*THE TASK*:
Write out each line that follows exactly as it stands, without the pictures.

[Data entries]
# # #
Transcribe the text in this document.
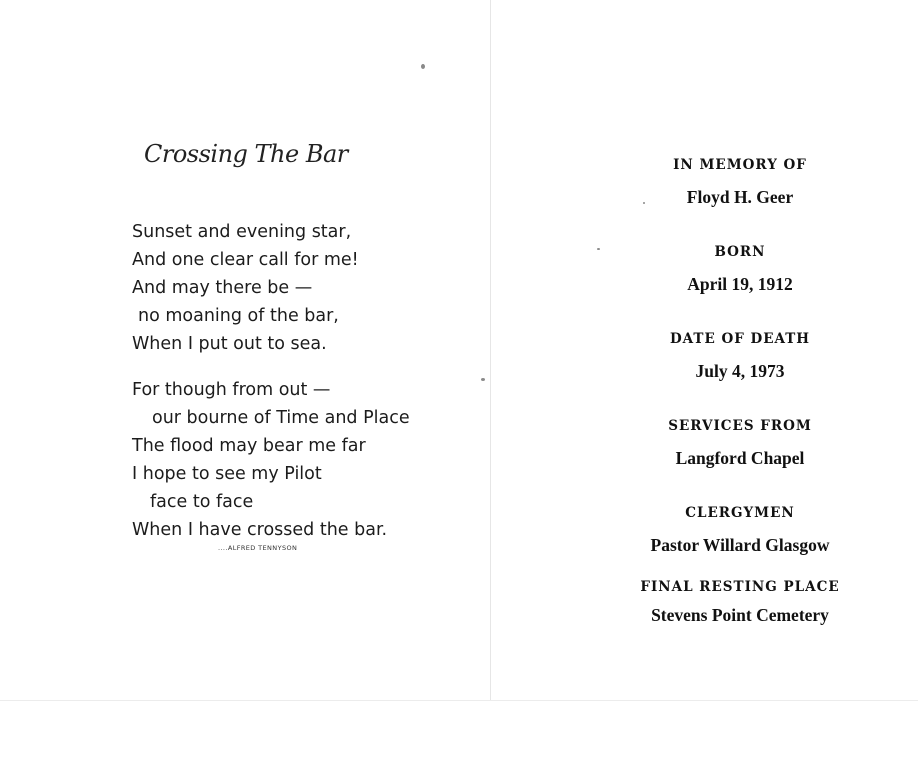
Crossing The Bar
Sunset and evening star,
And one clear call for me!
And may there be —
no moaning of the bar,
When I put out to sea.
For though from out —
our bourne of Time and Place
The flood may bear me far
I hope to see my Pilot
face to face
When I have crossed the bar.
....ALFRED TENNYSON
IN MEMORY OF
Floyd H. Geer
BORN
April 19, 1912
DATE OF DEATH
July 4, 1973
SERVICES FROM
Langford Chapel
CLERGYMEN
Pastor Willard Glasgow
FINAL RESTING PLACE
Stevens Point Cemetery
# # #
*CORRECT RESULT*:
Transcribe the text in this document.
Crossing The Bar
Sunset and evening star,
And one clear call for me!
And may there be —
no moaning of the bar,
When I put out to sea.
For though from out —
our bourne of Time and Place
The flood may bear me far
I hope to see my Pilot
face to face
When I have crossed the bar.
....ALFRED TENNYSON
IN MEMORY OF
Floyd H. Geer
BORN
April 19, 1912
DATE OF DEATH
July 4, 1973
SERVICES FROM
Langford Chapel
CLERGYMEN
Pastor Willard Glasgow
FINAL RESTING PLACE
Stevens Point Cemetery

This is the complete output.